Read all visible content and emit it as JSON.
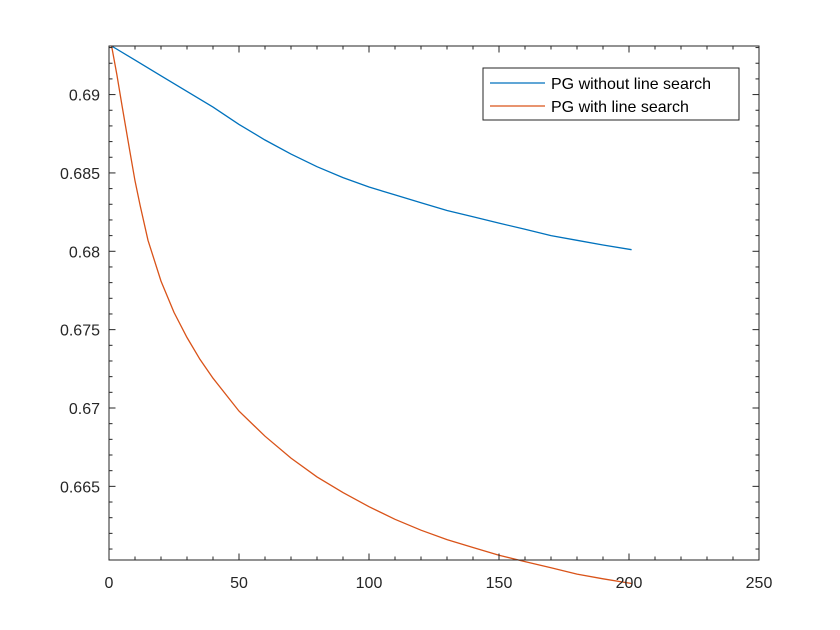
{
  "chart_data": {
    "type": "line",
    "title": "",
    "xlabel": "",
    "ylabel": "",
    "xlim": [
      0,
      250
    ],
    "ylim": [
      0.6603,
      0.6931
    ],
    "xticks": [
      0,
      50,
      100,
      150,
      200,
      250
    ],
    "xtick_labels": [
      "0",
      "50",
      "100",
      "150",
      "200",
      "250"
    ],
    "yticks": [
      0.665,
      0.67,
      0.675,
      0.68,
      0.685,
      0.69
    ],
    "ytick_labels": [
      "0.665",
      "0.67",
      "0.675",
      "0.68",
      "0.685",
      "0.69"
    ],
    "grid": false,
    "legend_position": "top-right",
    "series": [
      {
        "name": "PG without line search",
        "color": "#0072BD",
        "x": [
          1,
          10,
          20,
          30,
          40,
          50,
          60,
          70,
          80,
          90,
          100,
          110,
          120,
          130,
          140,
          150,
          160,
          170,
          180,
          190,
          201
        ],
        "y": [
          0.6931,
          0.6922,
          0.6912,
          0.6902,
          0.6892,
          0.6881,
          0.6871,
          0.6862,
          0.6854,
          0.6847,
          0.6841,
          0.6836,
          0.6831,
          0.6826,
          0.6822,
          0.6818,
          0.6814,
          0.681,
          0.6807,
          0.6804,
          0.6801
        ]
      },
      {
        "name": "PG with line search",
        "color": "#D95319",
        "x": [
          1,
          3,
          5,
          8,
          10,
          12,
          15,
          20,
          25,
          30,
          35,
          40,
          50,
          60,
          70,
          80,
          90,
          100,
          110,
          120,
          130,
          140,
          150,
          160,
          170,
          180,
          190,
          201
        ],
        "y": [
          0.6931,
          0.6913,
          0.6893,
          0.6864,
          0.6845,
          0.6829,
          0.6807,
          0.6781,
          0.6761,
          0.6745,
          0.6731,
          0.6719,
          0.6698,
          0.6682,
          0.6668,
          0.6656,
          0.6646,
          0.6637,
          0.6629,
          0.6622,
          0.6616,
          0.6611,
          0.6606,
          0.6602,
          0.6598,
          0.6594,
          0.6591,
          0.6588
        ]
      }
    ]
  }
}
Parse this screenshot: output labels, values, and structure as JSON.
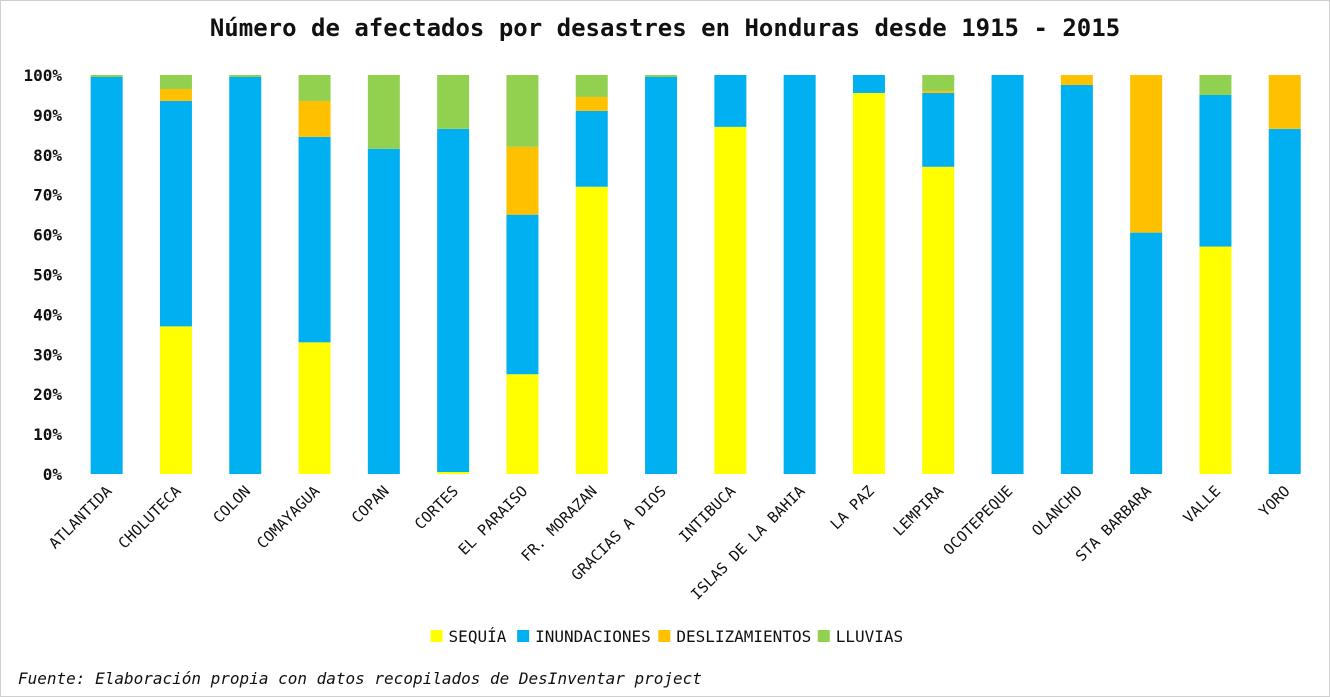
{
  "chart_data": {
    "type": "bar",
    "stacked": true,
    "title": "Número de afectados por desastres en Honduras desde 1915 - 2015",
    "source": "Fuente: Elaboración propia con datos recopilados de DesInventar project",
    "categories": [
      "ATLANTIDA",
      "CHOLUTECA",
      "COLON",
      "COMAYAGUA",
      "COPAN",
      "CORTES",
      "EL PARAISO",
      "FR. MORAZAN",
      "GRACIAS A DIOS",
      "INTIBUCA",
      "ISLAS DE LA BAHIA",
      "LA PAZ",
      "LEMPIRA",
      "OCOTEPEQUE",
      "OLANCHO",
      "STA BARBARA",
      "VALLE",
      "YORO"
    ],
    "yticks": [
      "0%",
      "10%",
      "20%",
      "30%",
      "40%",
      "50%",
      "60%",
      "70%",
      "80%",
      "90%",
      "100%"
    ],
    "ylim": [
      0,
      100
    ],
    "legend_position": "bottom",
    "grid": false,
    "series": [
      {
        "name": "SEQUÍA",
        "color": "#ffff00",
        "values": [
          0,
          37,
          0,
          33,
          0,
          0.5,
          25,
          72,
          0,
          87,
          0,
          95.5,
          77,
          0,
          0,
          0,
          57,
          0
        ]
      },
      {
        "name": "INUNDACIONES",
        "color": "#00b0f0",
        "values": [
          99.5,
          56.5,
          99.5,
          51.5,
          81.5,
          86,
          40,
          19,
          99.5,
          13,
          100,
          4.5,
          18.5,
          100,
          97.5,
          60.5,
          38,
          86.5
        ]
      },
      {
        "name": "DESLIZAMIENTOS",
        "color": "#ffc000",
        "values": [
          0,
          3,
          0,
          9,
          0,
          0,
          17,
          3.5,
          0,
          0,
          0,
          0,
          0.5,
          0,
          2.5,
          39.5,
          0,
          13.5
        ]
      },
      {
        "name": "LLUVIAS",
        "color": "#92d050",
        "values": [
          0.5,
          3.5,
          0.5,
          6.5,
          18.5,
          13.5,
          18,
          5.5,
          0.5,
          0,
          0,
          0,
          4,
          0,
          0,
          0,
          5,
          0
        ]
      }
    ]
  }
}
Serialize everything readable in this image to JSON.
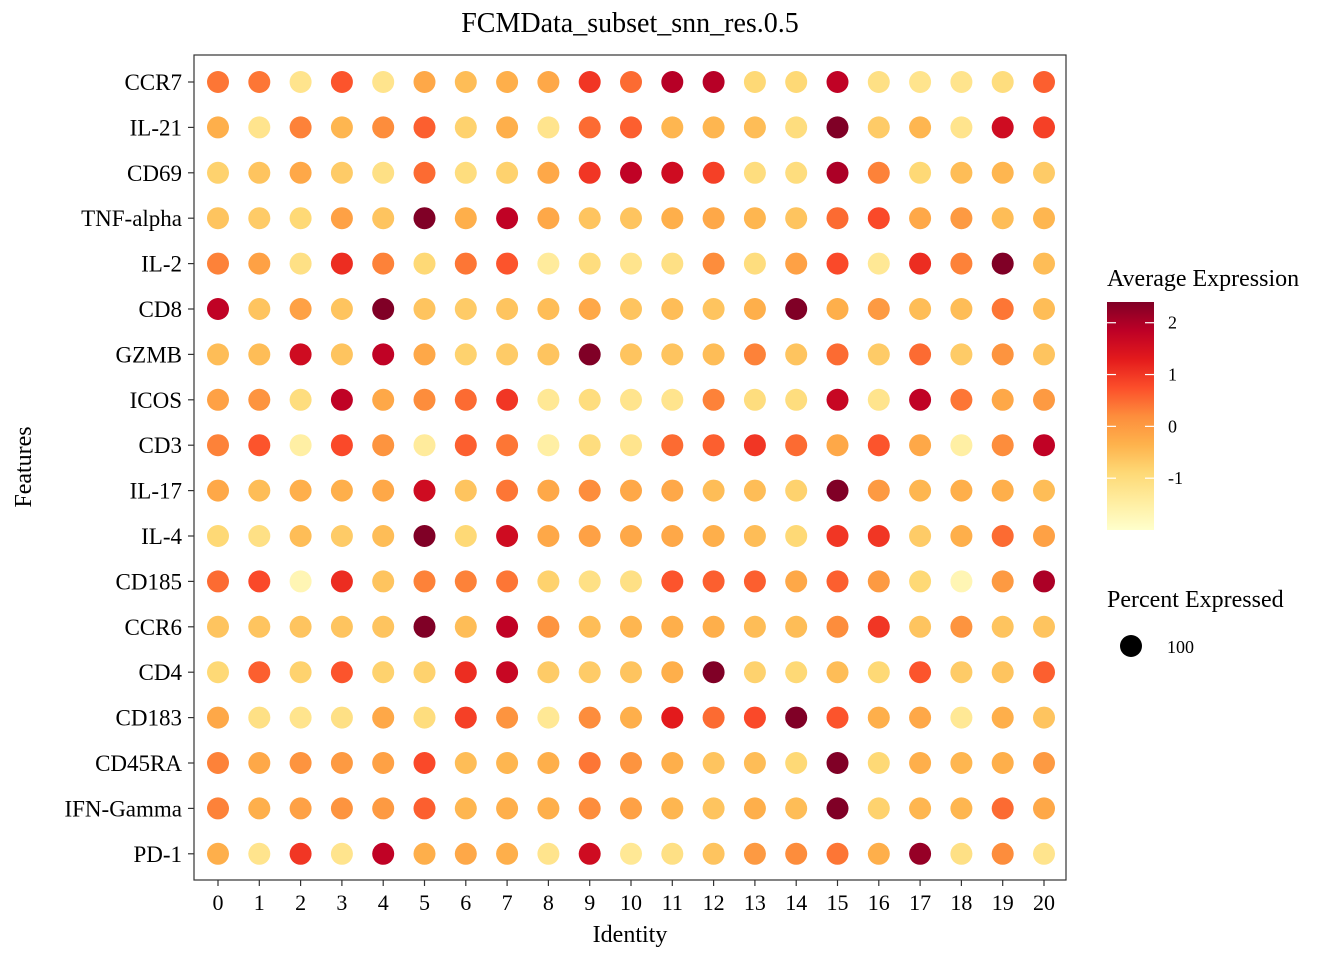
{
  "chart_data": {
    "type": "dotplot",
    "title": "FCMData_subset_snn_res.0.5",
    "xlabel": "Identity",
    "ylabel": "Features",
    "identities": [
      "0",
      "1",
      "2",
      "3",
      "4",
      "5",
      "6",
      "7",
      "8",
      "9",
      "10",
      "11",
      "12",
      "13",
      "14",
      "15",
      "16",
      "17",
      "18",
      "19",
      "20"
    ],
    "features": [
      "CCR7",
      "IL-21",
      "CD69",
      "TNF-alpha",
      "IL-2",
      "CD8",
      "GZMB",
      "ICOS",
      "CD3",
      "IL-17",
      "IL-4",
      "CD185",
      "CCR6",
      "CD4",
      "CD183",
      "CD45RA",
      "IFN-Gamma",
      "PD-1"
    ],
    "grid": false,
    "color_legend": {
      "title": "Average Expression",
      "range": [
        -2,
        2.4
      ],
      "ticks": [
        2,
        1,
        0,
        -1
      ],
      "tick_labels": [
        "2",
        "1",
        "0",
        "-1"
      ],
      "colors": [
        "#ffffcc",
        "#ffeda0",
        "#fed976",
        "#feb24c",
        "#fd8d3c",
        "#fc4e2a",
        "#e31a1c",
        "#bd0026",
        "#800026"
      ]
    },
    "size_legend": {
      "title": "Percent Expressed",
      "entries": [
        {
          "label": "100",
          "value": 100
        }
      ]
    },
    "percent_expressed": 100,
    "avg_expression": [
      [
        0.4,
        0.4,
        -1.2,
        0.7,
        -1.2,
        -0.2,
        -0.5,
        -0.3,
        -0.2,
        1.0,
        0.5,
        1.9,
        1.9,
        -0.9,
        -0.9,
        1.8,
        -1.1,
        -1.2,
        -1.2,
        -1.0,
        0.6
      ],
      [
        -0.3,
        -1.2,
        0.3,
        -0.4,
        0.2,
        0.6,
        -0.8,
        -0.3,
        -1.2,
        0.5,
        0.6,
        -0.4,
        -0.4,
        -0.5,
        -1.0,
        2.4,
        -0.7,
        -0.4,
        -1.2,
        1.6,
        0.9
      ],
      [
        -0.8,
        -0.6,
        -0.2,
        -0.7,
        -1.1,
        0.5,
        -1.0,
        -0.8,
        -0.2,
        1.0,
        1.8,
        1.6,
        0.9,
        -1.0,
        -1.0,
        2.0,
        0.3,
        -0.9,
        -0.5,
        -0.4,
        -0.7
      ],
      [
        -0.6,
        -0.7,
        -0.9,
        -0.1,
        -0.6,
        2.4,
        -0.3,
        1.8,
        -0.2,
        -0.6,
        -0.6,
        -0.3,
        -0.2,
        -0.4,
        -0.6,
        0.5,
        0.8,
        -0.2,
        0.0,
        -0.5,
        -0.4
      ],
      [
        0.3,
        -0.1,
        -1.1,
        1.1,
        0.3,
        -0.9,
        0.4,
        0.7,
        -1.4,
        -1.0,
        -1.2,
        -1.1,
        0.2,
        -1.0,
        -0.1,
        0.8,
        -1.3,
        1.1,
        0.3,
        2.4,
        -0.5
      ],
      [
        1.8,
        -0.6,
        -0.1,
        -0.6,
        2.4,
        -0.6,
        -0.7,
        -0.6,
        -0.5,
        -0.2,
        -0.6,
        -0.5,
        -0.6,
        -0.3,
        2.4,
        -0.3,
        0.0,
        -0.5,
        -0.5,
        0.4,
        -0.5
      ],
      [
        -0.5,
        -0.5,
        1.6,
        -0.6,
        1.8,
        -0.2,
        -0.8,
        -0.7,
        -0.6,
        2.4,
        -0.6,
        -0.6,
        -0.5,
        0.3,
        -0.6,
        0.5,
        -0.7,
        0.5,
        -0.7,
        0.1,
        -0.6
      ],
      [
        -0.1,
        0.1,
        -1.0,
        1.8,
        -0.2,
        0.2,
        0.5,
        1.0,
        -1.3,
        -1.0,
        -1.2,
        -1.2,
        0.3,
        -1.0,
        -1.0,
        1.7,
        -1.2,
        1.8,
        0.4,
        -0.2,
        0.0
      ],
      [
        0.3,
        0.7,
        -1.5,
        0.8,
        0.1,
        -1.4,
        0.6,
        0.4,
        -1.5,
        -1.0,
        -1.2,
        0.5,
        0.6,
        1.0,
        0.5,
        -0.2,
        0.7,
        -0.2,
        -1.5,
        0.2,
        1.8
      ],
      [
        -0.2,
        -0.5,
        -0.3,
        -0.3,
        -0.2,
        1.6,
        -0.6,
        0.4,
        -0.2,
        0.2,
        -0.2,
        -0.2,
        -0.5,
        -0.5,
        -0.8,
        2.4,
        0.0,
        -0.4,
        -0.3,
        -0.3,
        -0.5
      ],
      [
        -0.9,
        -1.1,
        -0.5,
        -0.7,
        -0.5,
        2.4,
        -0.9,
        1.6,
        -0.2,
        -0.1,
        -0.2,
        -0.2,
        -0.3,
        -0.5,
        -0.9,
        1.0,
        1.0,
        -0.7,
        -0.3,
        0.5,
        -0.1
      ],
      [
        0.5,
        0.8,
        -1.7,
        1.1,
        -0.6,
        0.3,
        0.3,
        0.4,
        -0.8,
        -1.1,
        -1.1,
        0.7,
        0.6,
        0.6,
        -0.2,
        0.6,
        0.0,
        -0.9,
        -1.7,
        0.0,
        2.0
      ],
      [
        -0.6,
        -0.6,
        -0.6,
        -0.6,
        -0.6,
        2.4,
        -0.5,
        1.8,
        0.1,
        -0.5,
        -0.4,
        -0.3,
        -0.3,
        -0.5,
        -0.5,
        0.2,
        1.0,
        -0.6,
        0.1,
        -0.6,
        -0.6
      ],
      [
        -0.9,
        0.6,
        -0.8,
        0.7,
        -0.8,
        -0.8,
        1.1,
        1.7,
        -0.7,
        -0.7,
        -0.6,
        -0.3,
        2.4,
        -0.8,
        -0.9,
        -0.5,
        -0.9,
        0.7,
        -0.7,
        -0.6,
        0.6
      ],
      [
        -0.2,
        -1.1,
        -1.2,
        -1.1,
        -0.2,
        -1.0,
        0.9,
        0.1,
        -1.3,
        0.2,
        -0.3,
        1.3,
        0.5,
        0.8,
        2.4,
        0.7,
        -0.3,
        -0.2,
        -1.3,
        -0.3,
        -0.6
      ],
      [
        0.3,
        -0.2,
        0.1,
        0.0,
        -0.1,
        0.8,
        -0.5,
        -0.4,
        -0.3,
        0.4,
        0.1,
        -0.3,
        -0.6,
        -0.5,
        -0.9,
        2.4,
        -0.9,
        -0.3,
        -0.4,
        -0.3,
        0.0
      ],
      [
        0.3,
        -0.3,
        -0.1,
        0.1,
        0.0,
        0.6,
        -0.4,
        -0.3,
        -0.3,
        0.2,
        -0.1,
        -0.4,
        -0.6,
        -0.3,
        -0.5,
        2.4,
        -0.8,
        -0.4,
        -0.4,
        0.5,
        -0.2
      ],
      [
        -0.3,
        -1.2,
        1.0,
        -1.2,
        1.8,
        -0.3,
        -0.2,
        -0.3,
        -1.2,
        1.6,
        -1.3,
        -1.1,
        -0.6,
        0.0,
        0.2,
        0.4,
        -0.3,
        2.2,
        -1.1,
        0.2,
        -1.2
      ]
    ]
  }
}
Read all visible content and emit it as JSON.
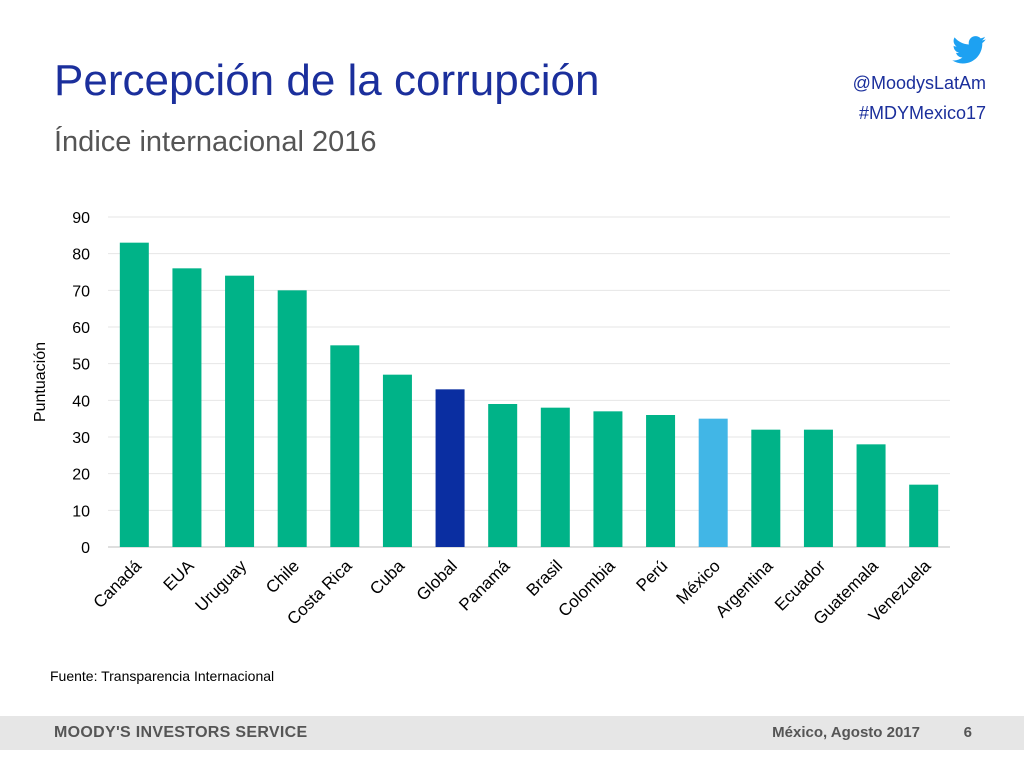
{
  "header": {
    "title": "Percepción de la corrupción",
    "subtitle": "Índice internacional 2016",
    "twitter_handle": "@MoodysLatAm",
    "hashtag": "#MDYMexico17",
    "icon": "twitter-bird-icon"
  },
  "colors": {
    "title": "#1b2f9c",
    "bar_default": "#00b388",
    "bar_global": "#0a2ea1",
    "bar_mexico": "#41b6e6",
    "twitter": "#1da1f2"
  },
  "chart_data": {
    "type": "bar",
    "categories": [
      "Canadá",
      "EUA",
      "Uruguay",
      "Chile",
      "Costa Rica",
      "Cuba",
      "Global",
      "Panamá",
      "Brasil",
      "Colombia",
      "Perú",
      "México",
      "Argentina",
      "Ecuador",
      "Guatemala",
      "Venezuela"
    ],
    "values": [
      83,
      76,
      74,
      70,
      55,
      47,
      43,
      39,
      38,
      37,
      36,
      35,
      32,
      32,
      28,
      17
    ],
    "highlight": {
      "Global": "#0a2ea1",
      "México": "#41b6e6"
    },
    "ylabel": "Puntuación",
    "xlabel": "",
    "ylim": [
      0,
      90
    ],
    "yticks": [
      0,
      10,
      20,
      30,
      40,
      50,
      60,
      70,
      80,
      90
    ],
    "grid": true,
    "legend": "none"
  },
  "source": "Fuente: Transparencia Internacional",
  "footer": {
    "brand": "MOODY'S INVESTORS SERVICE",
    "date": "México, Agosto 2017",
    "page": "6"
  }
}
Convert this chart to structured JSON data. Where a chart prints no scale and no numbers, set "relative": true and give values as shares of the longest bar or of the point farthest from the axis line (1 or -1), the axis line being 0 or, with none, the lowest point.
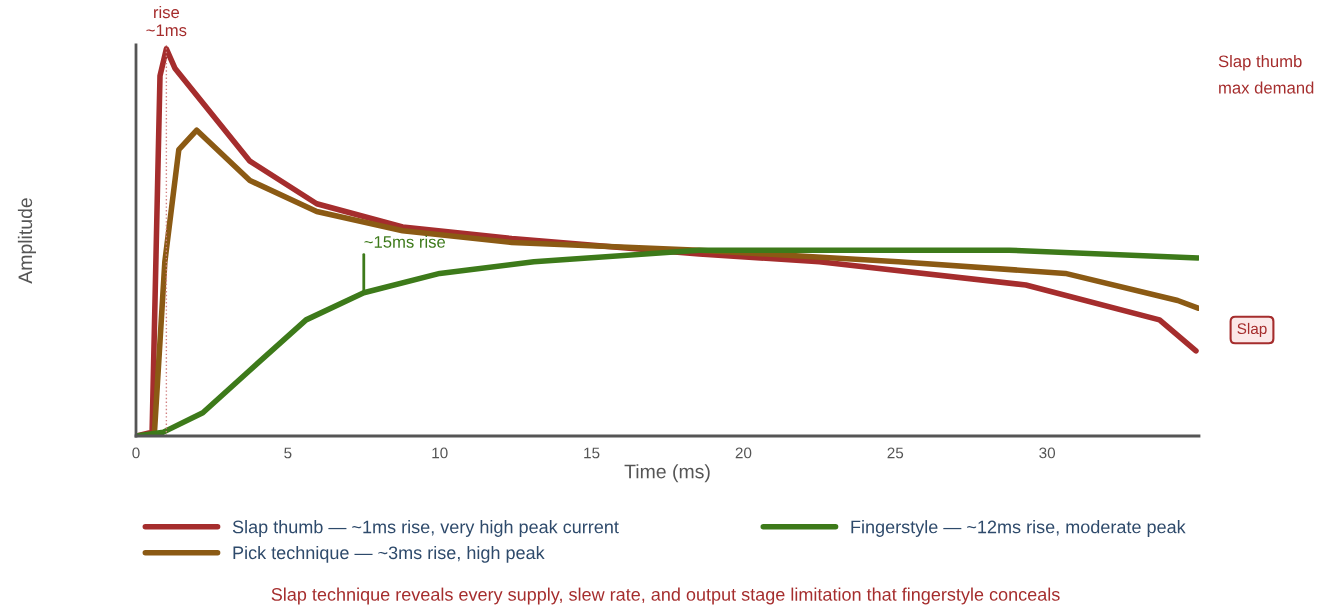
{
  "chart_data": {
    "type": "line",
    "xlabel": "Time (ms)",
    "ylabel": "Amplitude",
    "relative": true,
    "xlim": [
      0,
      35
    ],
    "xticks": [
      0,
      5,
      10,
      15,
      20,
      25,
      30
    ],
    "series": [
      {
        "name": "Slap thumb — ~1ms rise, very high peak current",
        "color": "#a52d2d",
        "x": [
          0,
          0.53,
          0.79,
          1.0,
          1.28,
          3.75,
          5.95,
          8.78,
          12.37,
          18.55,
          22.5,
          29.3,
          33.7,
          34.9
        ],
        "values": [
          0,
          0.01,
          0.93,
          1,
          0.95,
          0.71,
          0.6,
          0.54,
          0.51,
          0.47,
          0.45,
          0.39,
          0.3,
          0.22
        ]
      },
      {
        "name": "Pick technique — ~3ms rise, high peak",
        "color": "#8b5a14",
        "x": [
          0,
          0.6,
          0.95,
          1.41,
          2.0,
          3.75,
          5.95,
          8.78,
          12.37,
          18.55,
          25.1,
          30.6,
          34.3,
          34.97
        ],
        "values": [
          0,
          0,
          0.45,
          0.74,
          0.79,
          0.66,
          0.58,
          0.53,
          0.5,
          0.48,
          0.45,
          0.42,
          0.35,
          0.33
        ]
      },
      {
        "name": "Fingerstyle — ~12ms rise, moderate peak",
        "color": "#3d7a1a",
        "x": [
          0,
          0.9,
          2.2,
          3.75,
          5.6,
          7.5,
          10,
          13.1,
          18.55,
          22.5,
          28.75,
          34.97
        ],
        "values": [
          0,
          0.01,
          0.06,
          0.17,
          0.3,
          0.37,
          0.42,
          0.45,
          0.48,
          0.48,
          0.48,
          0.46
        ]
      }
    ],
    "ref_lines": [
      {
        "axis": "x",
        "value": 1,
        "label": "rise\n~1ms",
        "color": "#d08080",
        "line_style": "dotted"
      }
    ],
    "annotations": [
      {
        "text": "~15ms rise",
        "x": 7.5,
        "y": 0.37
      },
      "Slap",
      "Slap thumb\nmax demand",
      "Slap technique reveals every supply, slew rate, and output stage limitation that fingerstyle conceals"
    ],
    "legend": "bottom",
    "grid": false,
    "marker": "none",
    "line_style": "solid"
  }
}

☆ ☆ ☆ ☆ ☆

## Instructions to follow
For the entries above, count the lines that contain the string "Slap", and state that number without further comment.

## Answer for the task
4